— YOUR OBJECTIVE —
Write out the records beneath this line exactly as they appear, minus any images.

A run of records:
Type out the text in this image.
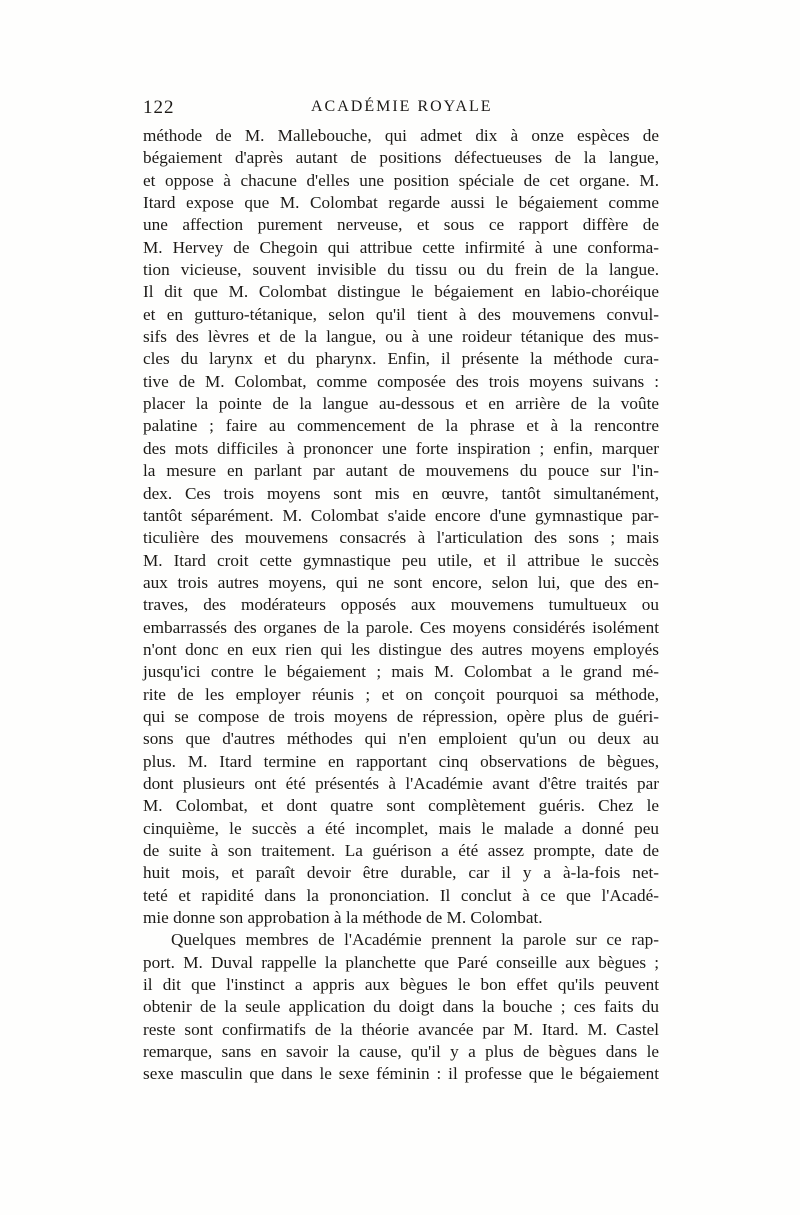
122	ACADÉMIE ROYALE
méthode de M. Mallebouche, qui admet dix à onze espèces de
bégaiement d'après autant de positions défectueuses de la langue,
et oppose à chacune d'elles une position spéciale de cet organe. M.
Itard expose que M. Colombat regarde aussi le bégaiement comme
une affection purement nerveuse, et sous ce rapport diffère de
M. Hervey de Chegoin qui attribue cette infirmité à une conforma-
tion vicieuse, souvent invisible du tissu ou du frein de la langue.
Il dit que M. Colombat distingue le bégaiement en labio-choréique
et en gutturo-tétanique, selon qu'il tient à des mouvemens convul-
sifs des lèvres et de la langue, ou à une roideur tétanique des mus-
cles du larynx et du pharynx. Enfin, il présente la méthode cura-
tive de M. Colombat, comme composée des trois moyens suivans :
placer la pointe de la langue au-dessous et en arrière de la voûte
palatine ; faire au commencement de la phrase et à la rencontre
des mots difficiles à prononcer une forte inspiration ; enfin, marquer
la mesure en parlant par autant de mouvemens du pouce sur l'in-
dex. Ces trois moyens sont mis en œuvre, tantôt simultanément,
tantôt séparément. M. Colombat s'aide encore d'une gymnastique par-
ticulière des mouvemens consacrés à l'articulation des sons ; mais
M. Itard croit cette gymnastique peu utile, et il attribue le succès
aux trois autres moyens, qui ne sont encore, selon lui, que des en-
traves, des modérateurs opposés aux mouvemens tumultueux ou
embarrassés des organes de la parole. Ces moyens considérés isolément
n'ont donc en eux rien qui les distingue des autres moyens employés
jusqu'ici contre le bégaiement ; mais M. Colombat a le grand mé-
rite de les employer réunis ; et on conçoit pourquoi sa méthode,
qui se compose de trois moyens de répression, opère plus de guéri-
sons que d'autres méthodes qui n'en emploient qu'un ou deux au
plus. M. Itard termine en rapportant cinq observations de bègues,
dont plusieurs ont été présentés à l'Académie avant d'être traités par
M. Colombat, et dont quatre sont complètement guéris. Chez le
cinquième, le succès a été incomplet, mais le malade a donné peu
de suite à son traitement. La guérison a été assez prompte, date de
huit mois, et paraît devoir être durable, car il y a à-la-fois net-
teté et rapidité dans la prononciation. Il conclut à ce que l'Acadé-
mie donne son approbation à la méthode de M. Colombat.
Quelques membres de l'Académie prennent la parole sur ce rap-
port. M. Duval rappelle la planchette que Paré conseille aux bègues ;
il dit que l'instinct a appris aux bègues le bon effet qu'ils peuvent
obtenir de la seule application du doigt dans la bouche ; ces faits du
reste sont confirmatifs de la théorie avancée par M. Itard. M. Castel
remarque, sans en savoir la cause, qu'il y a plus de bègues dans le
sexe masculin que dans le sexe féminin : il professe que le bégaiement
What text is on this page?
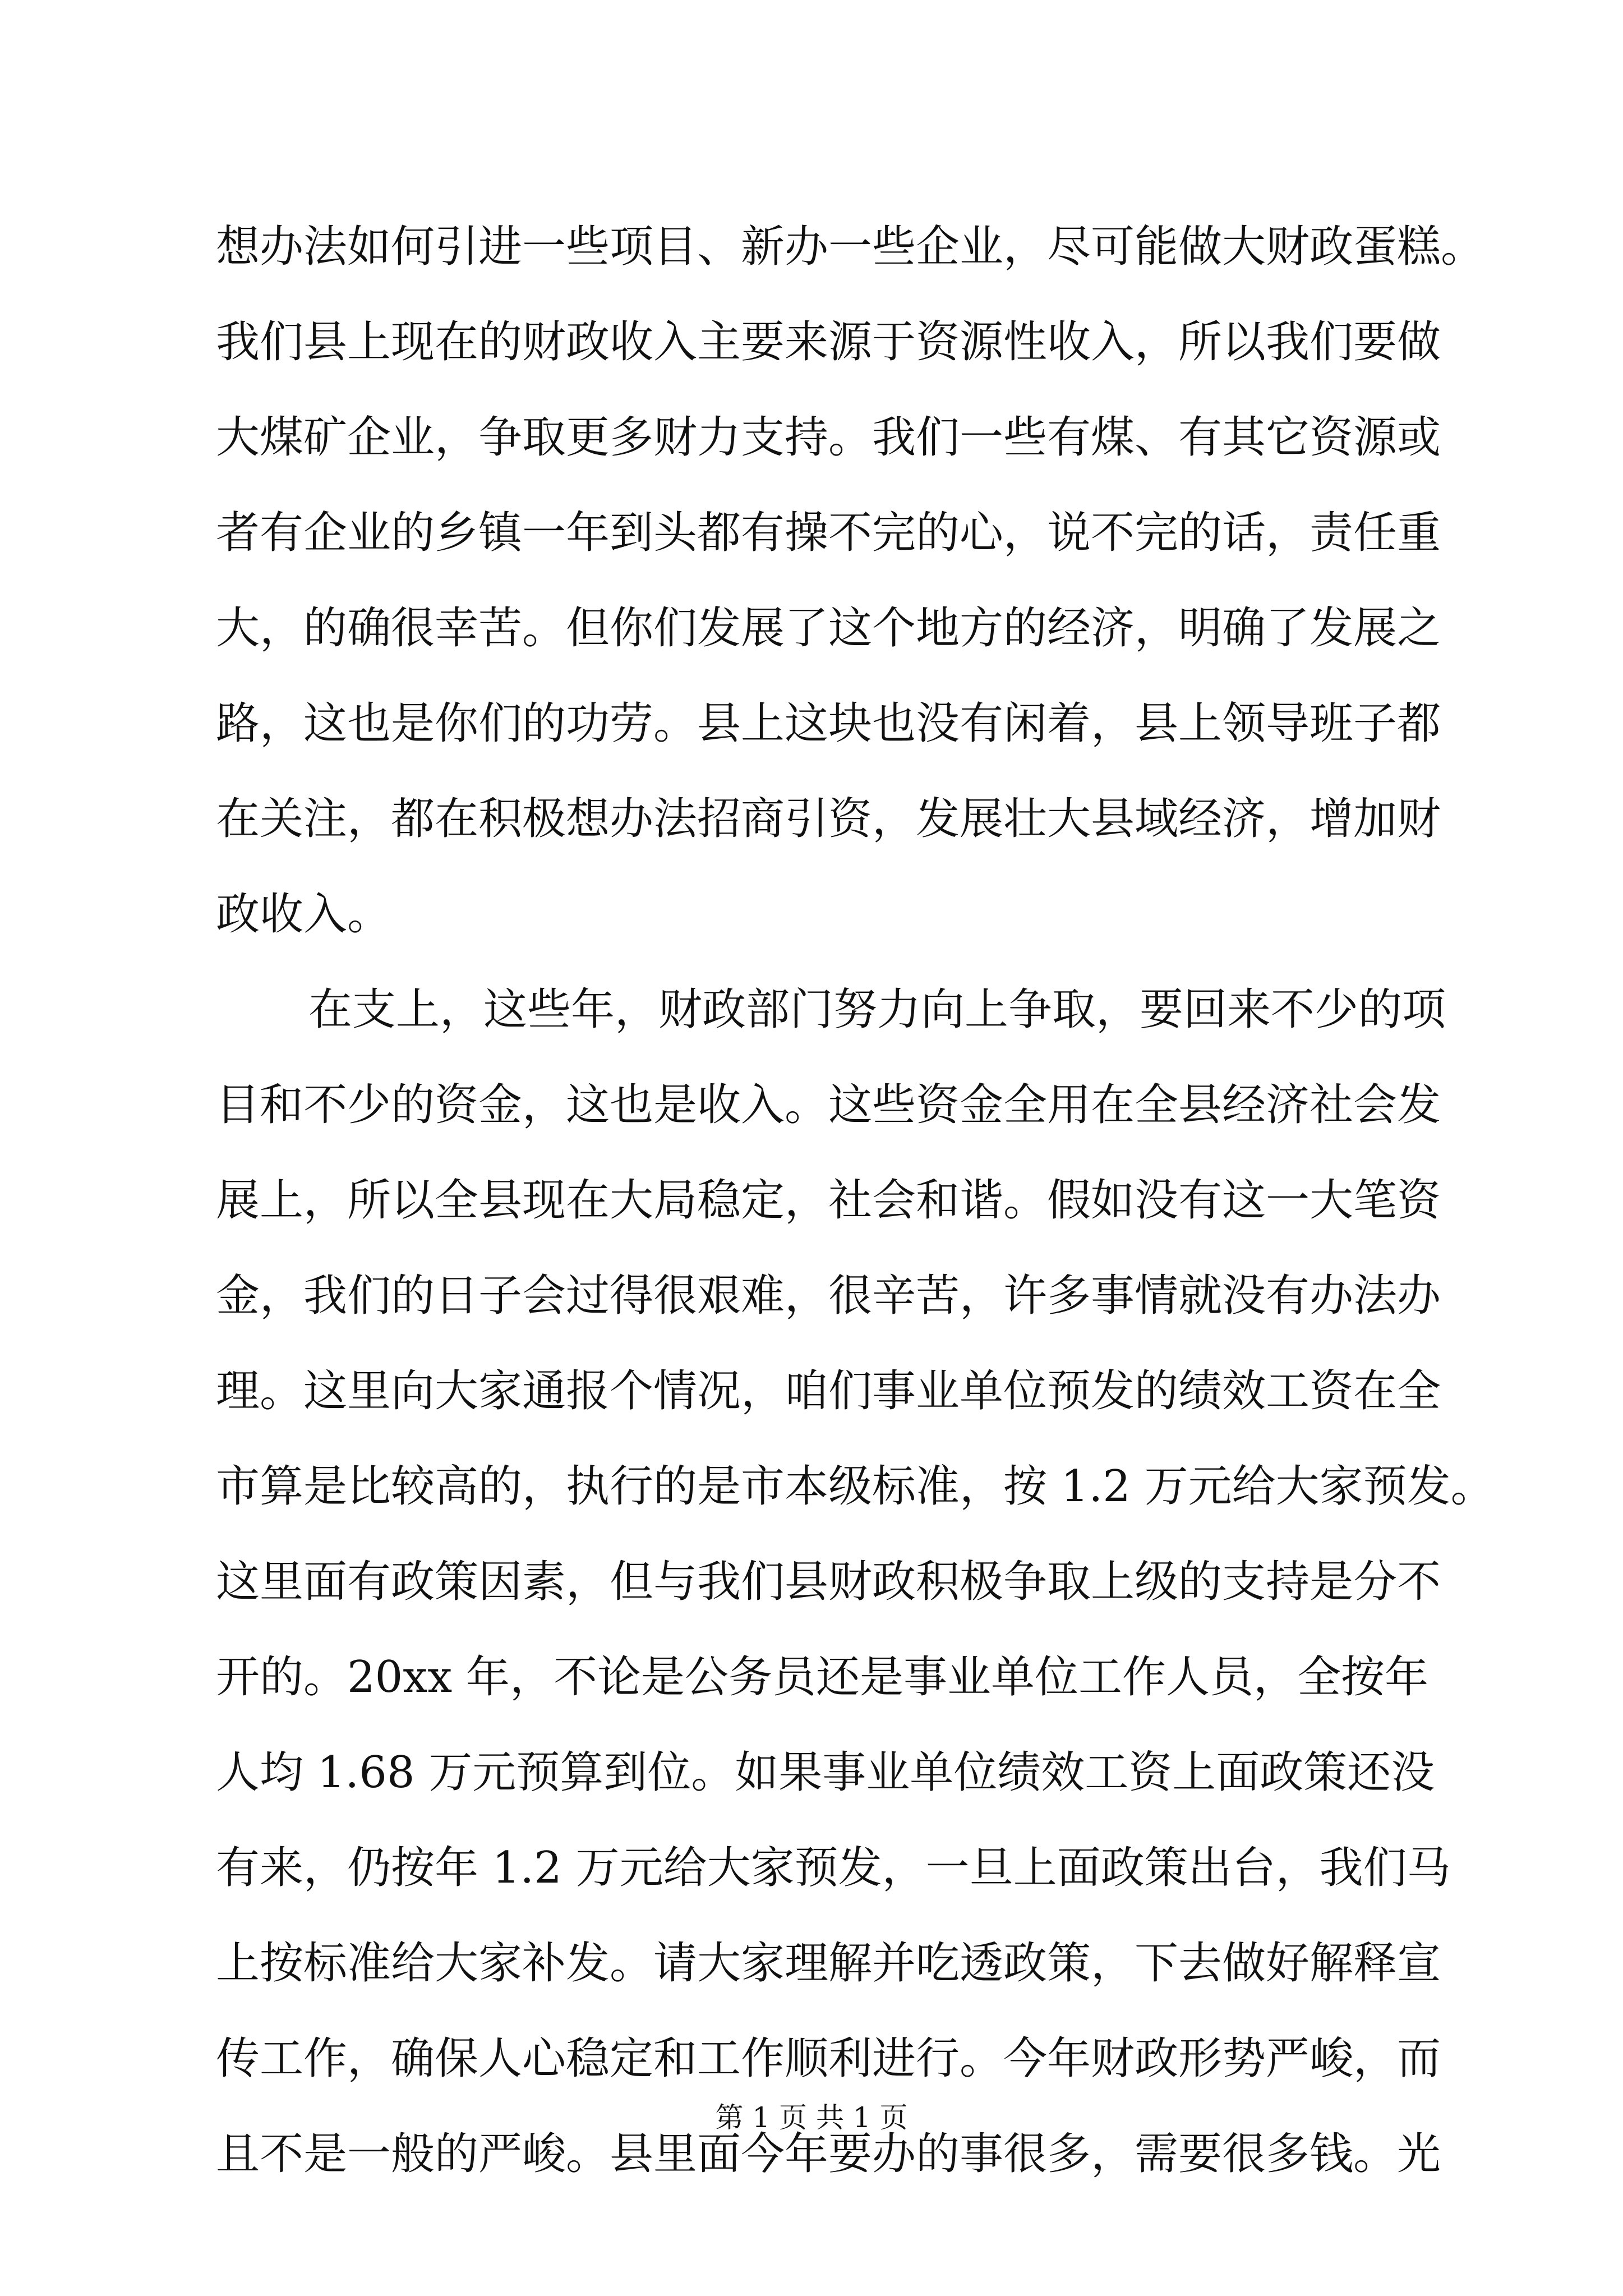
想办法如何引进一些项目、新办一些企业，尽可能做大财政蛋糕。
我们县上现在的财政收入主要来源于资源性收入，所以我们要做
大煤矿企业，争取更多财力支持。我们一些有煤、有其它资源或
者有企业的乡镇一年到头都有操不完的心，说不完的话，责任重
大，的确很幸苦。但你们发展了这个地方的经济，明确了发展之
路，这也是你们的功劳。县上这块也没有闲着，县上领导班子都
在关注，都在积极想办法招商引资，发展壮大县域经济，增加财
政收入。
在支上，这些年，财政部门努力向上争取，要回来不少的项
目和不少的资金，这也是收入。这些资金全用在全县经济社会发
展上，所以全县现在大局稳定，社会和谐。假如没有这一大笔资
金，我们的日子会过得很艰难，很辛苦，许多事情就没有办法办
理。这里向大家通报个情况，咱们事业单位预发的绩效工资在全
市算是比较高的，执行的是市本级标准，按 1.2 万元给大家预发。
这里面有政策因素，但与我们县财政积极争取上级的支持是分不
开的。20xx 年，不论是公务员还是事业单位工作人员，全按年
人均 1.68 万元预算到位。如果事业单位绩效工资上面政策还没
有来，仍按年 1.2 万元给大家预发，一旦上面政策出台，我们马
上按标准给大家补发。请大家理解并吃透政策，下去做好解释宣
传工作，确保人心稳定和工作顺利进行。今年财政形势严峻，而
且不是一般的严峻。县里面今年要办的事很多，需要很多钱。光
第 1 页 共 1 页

— RESPONSE BELOW —
Type out the text in this image.
122	ACADÉMIE ROYALE
méthode de M. Mallebouche, qui admet dix à onze espèces de
bégaiement d'après autant de positions défectueuses de la langue,
et oppose à chacune d'elles une position spéciale de cet organe. M.
Itard expose que M. Colombat regarde aussi le bégaiement comme
une affection purement nerveuse, et sous ce rapport diffère de
M. Hervey de Chegoin qui attribue cette infirmité à une conforma-
tion vicieuse, souvent invisible du tissu ou du frein de la langue.
Il dit que M. Colombat distingue le bégaiement en labio-choréique
et en gutturo-tétanique, selon qu'il tient à des mouvemens convul-
sifs des lèvres et de la langue, ou à une roideur tétanique des mus-
cles du larynx et du pharynx. Enfin, il présente la méthode cura-
tive de M. Colombat, comme composée des trois moyens suivans :
placer la pointe de la langue au-dessous et en arrière de la voûte
palatine ; faire au commencement de la phrase et à la rencontre
des mots difficiles à prononcer une forte inspiration ; enfin, marquer
la mesure en parlant par autant de mouvemens du pouce sur l'in-
dex. Ces trois moyens sont mis en œuvre, tantôt simultanément,
tantôt séparément. M. Colombat s'aide encore d'une gymnastique par-
ticulière des mouvemens consacrés à l'articulation des sons ; mais
M. Itard croit cette gymnastique peu utile, et il attribue le succès
aux trois autres moyens, qui ne sont encore, selon lui, que des en-
traves, des modérateurs opposés aux mouvemens tumultueux ou
embarrassés des organes de la parole. Ces moyens considérés isolément
n'ont donc en eux rien qui les distingue des autres moyens employés
jusqu'ici contre le bégaiement ; mais M. Colombat a le grand mé-
rite de les employer réunis ; et on conçoit pourquoi sa méthode,
qui se compose de trois moyens de répression, opère plus de guéri-
sons que d'autres méthodes qui n'en emploient qu'un ou deux au
plus. M. Itard termine en rapportant cinq observations de bègues,
dont plusieurs ont été présentés à l'Académie avant d'être traités par
M. Colombat, et dont quatre sont complètement guéris. Chez le
cinquième, le succès a été incomplet, mais le malade a donné peu
de suite à son traitement. La guérison a été assez prompte, date de
huit mois, et paraît devoir être durable, car il y a à-la-fois net-
teté et rapidité dans la prononciation. Il conclut à ce que l'Acadé-
mie donne son approbation à la méthode de M. Colombat.
Quelques membres de l'Académie prennent la parole sur ce rap-
port. M. Duval rappelle la planchette que Paré conseille aux bègues ;
il dit que l'instinct a appris aux bègues le bon effet qu'ils peuvent
obtenir de la seule application du doigt dans la bouche ; ces faits du
reste sont confirmatifs de la théorie avancée par M. Itard. M. Castel
remarque, sans en savoir la cause, qu'il y a plus de bègues dans le
sexe masculin que dans le sexe féminin : il professe que le bégaiement
What text is on this page?
想办法如何引进一些项目、新办一些企业，尽可能做大财政蛋糕。
我们县上现在的财政收入主要来源于资源性收入，所以我们要做
大煤矿企业，争取更多财力支持。我们一些有煤、有其它资源或
者有企业的乡镇一年到头都有操不完的心，说不完的话，责任重
大，的确很幸苦。但你们发展了这个地方的经济，明确了发展之
路，这也是你们的功劳。县上这块也没有闲着，县上领导班子都
在关注，都在积极想办法招商引资，发展壮大县域经济，增加财
政收入。
在支上，这些年，财政部门努力向上争取，要回来不少的项
目和不少的资金，这也是收入。这些资金全用在全县经济社会发
展上，所以全县现在大局稳定，社会和谐。假如没有这一大笔资
金，我们的日子会过得很艰难，很辛苦，许多事情就没有办法办
理。这里向大家通报个情况，咱们事业单位预发的绩效工资在全
市算是比较高的，执行的是市本级标准，按 1.2 万元给大家预发。
这里面有政策因素，但与我们县财政积极争取上级的支持是分不
开的。20xx 年，不论是公务员还是事业单位工作人员，全按年
人均 1.68 万元预算到位。如果事业单位绩效工资上面政策还没
有来，仍按年 1.2 万元给大家预发，一旦上面政策出台，我们马
上按标准给大家补发。请大家理解并吃透政策，下去做好解释宣
传工作，确保人心稳定和工作顺利进行。今年财政形势严峻，而
且不是一般的严峻。县里面今年要办的事很多，需要很多钱。光
第 1 页 共 1 页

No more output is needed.